═══ THE INPUT
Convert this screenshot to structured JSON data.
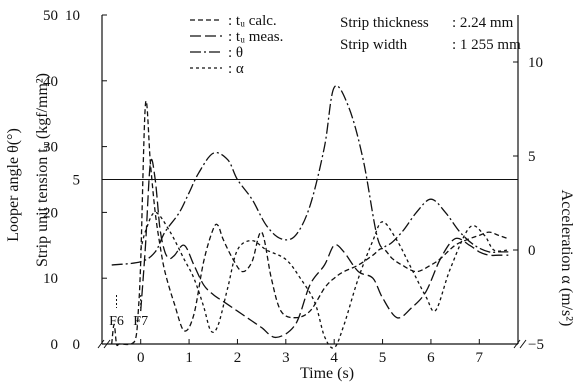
{
  "chart_data": {
    "type": "line",
    "title": "",
    "xlabel": "Time (s)",
    "ylabel_left_outer": "Looper angle θ(°)",
    "ylabel_left_inner": "Strip unit tension tᵤ (kgf/mm²)",
    "ylabel_right": "Acceleration α (m/s²)",
    "xlim": [
      -0.8,
      7.8
    ],
    "x_ticks": [
      0,
      1,
      2,
      3,
      4,
      5,
      6,
      7
    ],
    "x_tick_labels": [
      "0",
      "1",
      "2",
      "3",
      "4",
      "5",
      "6",
      "7"
    ],
    "y_theta": {
      "lim": [
        0,
        50
      ],
      "ticks": [
        0,
        10,
        20,
        30,
        40,
        50
      ],
      "labels": [
        "0",
        "10",
        "20",
        "30",
        "40",
        "50"
      ]
    },
    "y_tension": {
      "lim": [
        0,
        10
      ],
      "ticks": [
        0,
        5,
        10
      ],
      "labels": [
        "0",
        "5",
        "10"
      ]
    },
    "y_accel": {
      "lim": [
        -5,
        12.5
      ],
      "ticks": [
        -5,
        0,
        5,
        10
      ],
      "labels": [
        "−5",
        "0",
        "5",
        "10"
      ]
    },
    "reference_lines": [
      {
        "axis": "tension",
        "value": 0
      },
      {
        "axis": "tension",
        "value": 5
      }
    ],
    "stand_marks": [
      {
        "label": "F6",
        "x": -0.5
      },
      {
        "label": "F7",
        "x": 0.0
      }
    ],
    "legend": {
      "position": "top",
      "entries": [
        {
          "name": "tᵤ calc.",
          "style": "dashed"
        },
        {
          "name": "tᵤ meas.",
          "style": "long-dash"
        },
        {
          "name": "θ",
          "style": "dash-dot"
        },
        {
          "name": "α",
          "style": "dotted"
        }
      ]
    },
    "annotations": [
      {
        "label": "Strip thickness",
        "value": ": 2.24 mm"
      },
      {
        "label": "Strip width",
        "value": ": 1 255 mm"
      }
    ],
    "series": [
      {
        "name": "tᵤ calc.",
        "axis": "tension",
        "x": [
          -0.6,
          -0.55,
          -0.5,
          -0.45,
          -0.4,
          -0.2,
          -0.1,
          -0.05,
          0.0,
          0.1,
          0.2,
          0.3,
          0.4,
          0.5,
          0.7,
          0.9,
          1.1,
          1.3,
          1.5,
          1.6,
          1.7,
          1.9,
          2.1,
          2.3,
          2.5,
          2.7,
          2.9,
          3.2,
          3.5,
          3.8,
          4.0,
          4.2,
          4.5,
          4.8,
          5.0,
          5.2,
          5.4,
          5.7,
          6.0,
          6.2,
          6.5,
          6.8,
          7.0,
          7.2,
          7.4,
          7.6
        ],
        "values": [
          0,
          0.6,
          0,
          0,
          0,
          0,
          0.2,
          1.0,
          2.5,
          7.3,
          5.5,
          4.0,
          3.0,
          2.2,
          1.2,
          0.4,
          0.9,
          2.5,
          3.5,
          3.6,
          3.2,
          2.6,
          2.2,
          2.5,
          3.4,
          2.0,
          1.0,
          0.8,
          1.0,
          1.7,
          2.0,
          2.2,
          2.4,
          2.7,
          2.9,
          2.6,
          2.4,
          2.2,
          2.4,
          2.6,
          3.0,
          3.2,
          3.3,
          3.4,
          3.3,
          3.2
        ]
      },
      {
        "name": "tᵤ meas.",
        "axis": "tension",
        "x": [
          0.0,
          0.1,
          0.2,
          0.3,
          0.4,
          0.5,
          0.6,
          0.7,
          0.9,
          1.1,
          1.3,
          1.5,
          1.7,
          1.9,
          2.1,
          2.3,
          2.5,
          2.8,
          3.2,
          3.5,
          3.8,
          4.0,
          4.2,
          4.5,
          4.8,
          5.0,
          5.3,
          5.6,
          5.9,
          6.2,
          6.5,
          6.8,
          7.0,
          7.2,
          7.4,
          7.6
        ],
        "values": [
          1.0,
          3.0,
          5.5,
          5.0,
          3.5,
          2.8,
          2.6,
          2.7,
          3.0,
          2.4,
          1.8,
          1.5,
          1.3,
          1.1,
          0.9,
          0.7,
          0.5,
          0.2,
          0.6,
          1.8,
          2.4,
          3.0,
          2.8,
          2.2,
          2.0,
          1.4,
          0.8,
          1.1,
          1.6,
          2.6,
          3.2,
          3.0,
          2.8,
          2.7,
          2.7,
          2.7
        ]
      },
      {
        "name": "θ",
        "axis": "theta",
        "x": [
          -0.6,
          0.0,
          0.3,
          0.5,
          0.8,
          1.0,
          1.2,
          1.5,
          1.8,
          2.0,
          2.3,
          2.6,
          2.9,
          3.2,
          3.5,
          3.8,
          4.0,
          4.3,
          4.6,
          4.9,
          5.1,
          5.4,
          5.7,
          6.0,
          6.3,
          6.6,
          6.9,
          7.2,
          7.4,
          7.6
        ],
        "values": [
          12,
          12.5,
          14,
          17,
          20,
          23,
          26,
          29,
          28,
          25,
          22,
          18,
          16,
          16.5,
          21,
          30,
          39,
          36,
          28,
          16,
          15,
          17,
          20,
          22,
          20,
          17,
          15,
          14,
          14,
          14
        ]
      },
      {
        "name": "α",
        "axis": "accel",
        "x": [
          0.0,
          0.1,
          0.3,
          0.6,
          0.9,
          1.1,
          1.3,
          1.45,
          1.6,
          1.8,
          2.0,
          2.3,
          2.6,
          3.0,
          3.3,
          3.6,
          3.8,
          4.0,
          4.2,
          4.5,
          4.8,
          5.0,
          5.3,
          5.6,
          5.9,
          6.1,
          6.4,
          6.8,
          7.1,
          7.3,
          7.6
        ],
        "values": [
          0,
          1.0,
          2.0,
          1.0,
          -0.5,
          -1.5,
          -3.0,
          -4.3,
          -4.0,
          -2.0,
          0,
          0.5,
          0,
          -0.5,
          -1.5,
          -2.8,
          -4.6,
          -5.2,
          -4.0,
          -1.5,
          0.5,
          1.5,
          0.5,
          -1.0,
          -2.5,
          -3.2,
          -1.0,
          1.2,
          0.8,
          0,
          0
        ]
      }
    ]
  }
}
══════
§ **SET TASK**
Using the listing above, return all lines where the word "name" occurs.

§ **TASK RESPONSE**
          "name": "tᵤ calc.",
          "name": "tᵤ meas.",
          "name": "θ",
          "name": "α",
        "name": "tᵤ calc.",
        "name": "tᵤ meas.",
        "name": "θ",
        "name": "α",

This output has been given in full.